Entries provided:

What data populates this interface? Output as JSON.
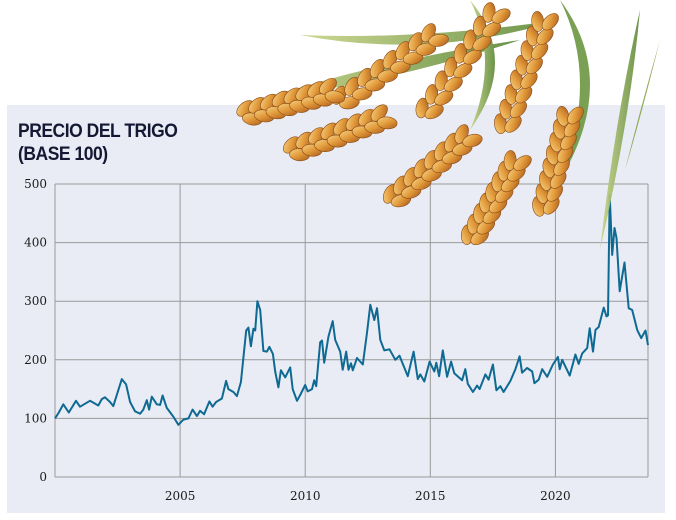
{
  "chart_data": {
    "type": "line",
    "title": "PRECIO DEL TRIGO",
    "subtitle": "(BASE 100)",
    "xlabel": "",
    "ylabel": "",
    "xlim": [
      2000,
      2023.7
    ],
    "ylim": [
      0,
      500
    ],
    "grid": true,
    "x_ticks": [
      2005,
      2010,
      2015,
      2020
    ],
    "x_tick_labels": [
      "2005",
      "2010",
      "2015",
      "2020"
    ],
    "y_ticks": [
      0,
      100,
      200,
      300,
      400,
      500
    ],
    "y_tick_labels": [
      "0",
      "100",
      "200",
      "300",
      "400",
      "500"
    ],
    "series": [
      {
        "name": "Precio del trigo",
        "color": "#0f6a93",
        "points": [
          [
            2000.0,
            100
          ],
          [
            2000.15,
            110
          ],
          [
            2000.33,
            124
          ],
          [
            2000.55,
            110
          ],
          [
            2000.84,
            130
          ],
          [
            2001.0,
            120
          ],
          [
            2001.4,
            130
          ],
          [
            2001.73,
            122
          ],
          [
            2001.87,
            133
          ],
          [
            2002.0,
            136
          ],
          [
            2002.2,
            128
          ],
          [
            2002.33,
            121
          ],
          [
            2002.67,
            167
          ],
          [
            2002.84,
            158
          ],
          [
            2003.0,
            128
          ],
          [
            2003.2,
            112
          ],
          [
            2003.4,
            108
          ],
          [
            2003.53,
            115
          ],
          [
            2003.67,
            131
          ],
          [
            2003.76,
            115
          ],
          [
            2003.87,
            137
          ],
          [
            2004.07,
            124
          ],
          [
            2004.2,
            123
          ],
          [
            2004.3,
            139
          ],
          [
            2004.47,
            118
          ],
          [
            2004.73,
            103
          ],
          [
            2004.93,
            89
          ],
          [
            2005.13,
            98
          ],
          [
            2005.33,
            100
          ],
          [
            2005.5,
            115
          ],
          [
            2005.67,
            104
          ],
          [
            2005.8,
            113
          ],
          [
            2005.96,
            107
          ],
          [
            2006.17,
            129
          ],
          [
            2006.3,
            120
          ],
          [
            2006.44,
            128
          ],
          [
            2006.67,
            134
          ],
          [
            2006.84,
            164
          ],
          [
            2006.93,
            150
          ],
          [
            2007.13,
            145
          ],
          [
            2007.27,
            138
          ],
          [
            2007.43,
            162
          ],
          [
            2007.64,
            250
          ],
          [
            2007.73,
            255
          ],
          [
            2007.83,
            223
          ],
          [
            2007.93,
            253
          ],
          [
            2008.0,
            250
          ],
          [
            2008.09,
            300
          ],
          [
            2008.2,
            285
          ],
          [
            2008.33,
            215
          ],
          [
            2008.47,
            214
          ],
          [
            2008.57,
            222
          ],
          [
            2008.71,
            210
          ],
          [
            2008.8,
            180
          ],
          [
            2008.93,
            153
          ],
          [
            2009.03,
            182
          ],
          [
            2009.2,
            170
          ],
          [
            2009.4,
            187
          ],
          [
            2009.5,
            150
          ],
          [
            2009.67,
            130
          ],
          [
            2009.8,
            140
          ],
          [
            2010.0,
            157
          ],
          [
            2010.1,
            146
          ],
          [
            2010.27,
            150
          ],
          [
            2010.36,
            165
          ],
          [
            2010.44,
            155
          ],
          [
            2010.6,
            230
          ],
          [
            2010.67,
            233
          ],
          [
            2010.76,
            195
          ],
          [
            2010.93,
            240
          ],
          [
            2011.1,
            266
          ],
          [
            2011.2,
            234
          ],
          [
            2011.4,
            214
          ],
          [
            2011.5,
            183
          ],
          [
            2011.64,
            214
          ],
          [
            2011.73,
            183
          ],
          [
            2011.83,
            194
          ],
          [
            2011.9,
            182
          ],
          [
            2012.07,
            203
          ],
          [
            2012.3,
            192
          ],
          [
            2012.47,
            246
          ],
          [
            2012.6,
            294
          ],
          [
            2012.76,
            268
          ],
          [
            2012.87,
            288
          ],
          [
            2013.0,
            234
          ],
          [
            2013.16,
            216
          ],
          [
            2013.37,
            218
          ],
          [
            2013.6,
            200
          ],
          [
            2013.77,
            207
          ],
          [
            2014.1,
            172
          ],
          [
            2014.33,
            214
          ],
          [
            2014.5,
            167
          ],
          [
            2014.6,
            175
          ],
          [
            2014.76,
            163
          ],
          [
            2014.97,
            197
          ],
          [
            2015.16,
            180
          ],
          [
            2015.24,
            195
          ],
          [
            2015.35,
            172
          ],
          [
            2015.5,
            216
          ],
          [
            2015.67,
            171
          ],
          [
            2015.83,
            197
          ],
          [
            2015.96,
            177
          ],
          [
            2016.27,
            165
          ],
          [
            2016.4,
            184
          ],
          [
            2016.5,
            159
          ],
          [
            2016.7,
            145
          ],
          [
            2016.87,
            156
          ],
          [
            2016.97,
            150
          ],
          [
            2017.2,
            175
          ],
          [
            2017.33,
            166
          ],
          [
            2017.5,
            192
          ],
          [
            2017.64,
            148
          ],
          [
            2017.8,
            155
          ],
          [
            2017.93,
            145
          ],
          [
            2018.2,
            164
          ],
          [
            2018.4,
            184
          ],
          [
            2018.57,
            206
          ],
          [
            2018.67,
            178
          ],
          [
            2018.87,
            186
          ],
          [
            2019.07,
            180
          ],
          [
            2019.16,
            160
          ],
          [
            2019.33,
            166
          ],
          [
            2019.47,
            184
          ],
          [
            2019.67,
            171
          ],
          [
            2019.9,
            192
          ],
          [
            2020.1,
            205
          ],
          [
            2020.17,
            184
          ],
          [
            2020.27,
            200
          ],
          [
            2020.57,
            173
          ],
          [
            2020.8,
            209
          ],
          [
            2020.93,
            193
          ],
          [
            2021.07,
            211
          ],
          [
            2021.27,
            220
          ],
          [
            2021.37,
            254
          ],
          [
            2021.5,
            214
          ],
          [
            2021.6,
            251
          ],
          [
            2021.73,
            256
          ],
          [
            2021.93,
            289
          ],
          [
            2022.04,
            274
          ],
          [
            2022.1,
            276
          ],
          [
            2022.17,
            481
          ],
          [
            2022.27,
            379
          ],
          [
            2022.36,
            425
          ],
          [
            2022.44,
            408
          ],
          [
            2022.57,
            317
          ],
          [
            2022.76,
            366
          ],
          [
            2022.93,
            288
          ],
          [
            2023.07,
            285
          ],
          [
            2023.27,
            251
          ],
          [
            2023.43,
            237
          ],
          [
            2023.6,
            250
          ],
          [
            2023.7,
            225
          ]
        ]
      }
    ]
  },
  "colors": {
    "background": "#e9ecf4",
    "grid": "#9a9a9a",
    "line": "#0f6a93",
    "title": "#141833"
  }
}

Goal:
Return the entries unchanged, save for the pictures, which do not belong in the copy.

Solution:
What data populates this interface? Output as JSON.
{
  "chart_data": {
    "type": "line",
    "title": "PRECIO DEL TRIGO",
    "subtitle": "(BASE 100)",
    "xlabel": "",
    "ylabel": "",
    "xlim": [
      2000,
      2023.7
    ],
    "ylim": [
      0,
      500
    ],
    "grid": true,
    "x_ticks": [
      2005,
      2010,
      2015,
      2020
    ],
    "x_tick_labels": [
      "2005",
      "2010",
      "2015",
      "2020"
    ],
    "y_ticks": [
      0,
      100,
      200,
      300,
      400,
      500
    ],
    "y_tick_labels": [
      "0",
      "100",
      "200",
      "300",
      "400",
      "500"
    ],
    "series": [
      {
        "name": "Precio del trigo",
        "color": "#0f6a93",
        "points": [
          [
            2000.0,
            100
          ],
          [
            2000.15,
            110
          ],
          [
            2000.33,
            124
          ],
          [
            2000.55,
            110
          ],
          [
            2000.84,
            130
          ],
          [
            2001.0,
            120
          ],
          [
            2001.4,
            130
          ],
          [
            2001.73,
            122
          ],
          [
            2001.87,
            133
          ],
          [
            2002.0,
            136
          ],
          [
            2002.2,
            128
          ],
          [
            2002.33,
            121
          ],
          [
            2002.67,
            167
          ],
          [
            2002.84,
            158
          ],
          [
            2003.0,
            128
          ],
          [
            2003.2,
            112
          ],
          [
            2003.4,
            108
          ],
          [
            2003.53,
            115
          ],
          [
            2003.67,
            131
          ],
          [
            2003.76,
            115
          ],
          [
            2003.87,
            137
          ],
          [
            2004.07,
            124
          ],
          [
            2004.2,
            123
          ],
          [
            2004.3,
            139
          ],
          [
            2004.47,
            118
          ],
          [
            2004.73,
            103
          ],
          [
            2004.93,
            89
          ],
          [
            2005.13,
            98
          ],
          [
            2005.33,
            100
          ],
          [
            2005.5,
            115
          ],
          [
            2005.67,
            104
          ],
          [
            2005.8,
            113
          ],
          [
            2005.96,
            107
          ],
          [
            2006.17,
            129
          ],
          [
            2006.3,
            120
          ],
          [
            2006.44,
            128
          ],
          [
            2006.67,
            134
          ],
          [
            2006.84,
            164
          ],
          [
            2006.93,
            150
          ],
          [
            2007.13,
            145
          ],
          [
            2007.27,
            138
          ],
          [
            2007.43,
            162
          ],
          [
            2007.64,
            250
          ],
          [
            2007.73,
            255
          ],
          [
            2007.83,
            223
          ],
          [
            2007.93,
            253
          ],
          [
            2008.0,
            250
          ],
          [
            2008.09,
            300
          ],
          [
            2008.2,
            285
          ],
          [
            2008.33,
            215
          ],
          [
            2008.47,
            214
          ],
          [
            2008.57,
            222
          ],
          [
            2008.71,
            210
          ],
          [
            2008.8,
            180
          ],
          [
            2008.93,
            153
          ],
          [
            2009.03,
            182
          ],
          [
            2009.2,
            170
          ],
          [
            2009.4,
            187
          ],
          [
            2009.5,
            150
          ],
          [
            2009.67,
            130
          ],
          [
            2009.8,
            140
          ],
          [
            2010.0,
            157
          ],
          [
            2010.1,
            146
          ],
          [
            2010.27,
            150
          ],
          [
            2010.36,
            165
          ],
          [
            2010.44,
            155
          ],
          [
            2010.6,
            230
          ],
          [
            2010.67,
            233
          ],
          [
            2010.76,
            195
          ],
          [
            2010.93,
            240
          ],
          [
            2011.1,
            266
          ],
          [
            2011.2,
            234
          ],
          [
            2011.4,
            214
          ],
          [
            2011.5,
            183
          ],
          [
            2011.64,
            214
          ],
          [
            2011.73,
            183
          ],
          [
            2011.83,
            194
          ],
          [
            2011.9,
            182
          ],
          [
            2012.07,
            203
          ],
          [
            2012.3,
            192
          ],
          [
            2012.47,
            246
          ],
          [
            2012.6,
            294
          ],
          [
            2012.76,
            268
          ],
          [
            2012.87,
            288
          ],
          [
            2013.0,
            234
          ],
          [
            2013.16,
            216
          ],
          [
            2013.37,
            218
          ],
          [
            2013.6,
            200
          ],
          [
            2013.77,
            207
          ],
          [
            2014.1,
            172
          ],
          [
            2014.33,
            214
          ],
          [
            2014.5,
            167
          ],
          [
            2014.6,
            175
          ],
          [
            2014.76,
            163
          ],
          [
            2014.97,
            197
          ],
          [
            2015.16,
            180
          ],
          [
            2015.24,
            195
          ],
          [
            2015.35,
            172
          ],
          [
            2015.5,
            216
          ],
          [
            2015.67,
            171
          ],
          [
            2015.83,
            197
          ],
          [
            2015.96,
            177
          ],
          [
            2016.27,
            165
          ],
          [
            2016.4,
            184
          ],
          [
            2016.5,
            159
          ],
          [
            2016.7,
            145
          ],
          [
            2016.87,
            156
          ],
          [
            2016.97,
            150
          ],
          [
            2017.2,
            175
          ],
          [
            2017.33,
            166
          ],
          [
            2017.5,
            192
          ],
          [
            2017.64,
            148
          ],
          [
            2017.8,
            155
          ],
          [
            2017.93,
            145
          ],
          [
            2018.2,
            164
          ],
          [
            2018.4,
            184
          ],
          [
            2018.57,
            206
          ],
          [
            2018.67,
            178
          ],
          [
            2018.87,
            186
          ],
          [
            2019.07,
            180
          ],
          [
            2019.16,
            160
          ],
          [
            2019.33,
            166
          ],
          [
            2019.47,
            184
          ],
          [
            2019.67,
            171
          ],
          [
            2019.9,
            192
          ],
          [
            2020.1,
            205
          ],
          [
            2020.17,
            184
          ],
          [
            2020.27,
            200
          ],
          [
            2020.57,
            173
          ],
          [
            2020.8,
            209
          ],
          [
            2020.93,
            193
          ],
          [
            2021.07,
            211
          ],
          [
            2021.27,
            220
          ],
          [
            2021.37,
            254
          ],
          [
            2021.5,
            214
          ],
          [
            2021.6,
            251
          ],
          [
            2021.73,
            256
          ],
          [
            2021.93,
            289
          ],
          [
            2022.04,
            274
          ],
          [
            2022.1,
            276
          ],
          [
            2022.17,
            481
          ],
          [
            2022.27,
            379
          ],
          [
            2022.36,
            425
          ],
          [
            2022.44,
            408
          ],
          [
            2022.57,
            317
          ],
          [
            2022.76,
            366
          ],
          [
            2022.93,
            288
          ],
          [
            2023.07,
            285
          ],
          [
            2023.27,
            251
          ],
          [
            2023.43,
            237
          ],
          [
            2023.6,
            250
          ],
          [
            2023.7,
            225
          ]
        ]
      }
    ]
  },
  "colors": {
    "background": "#e9ecf4",
    "grid": "#9a9a9a",
    "line": "#0f6a93",
    "title": "#141833"
  }
}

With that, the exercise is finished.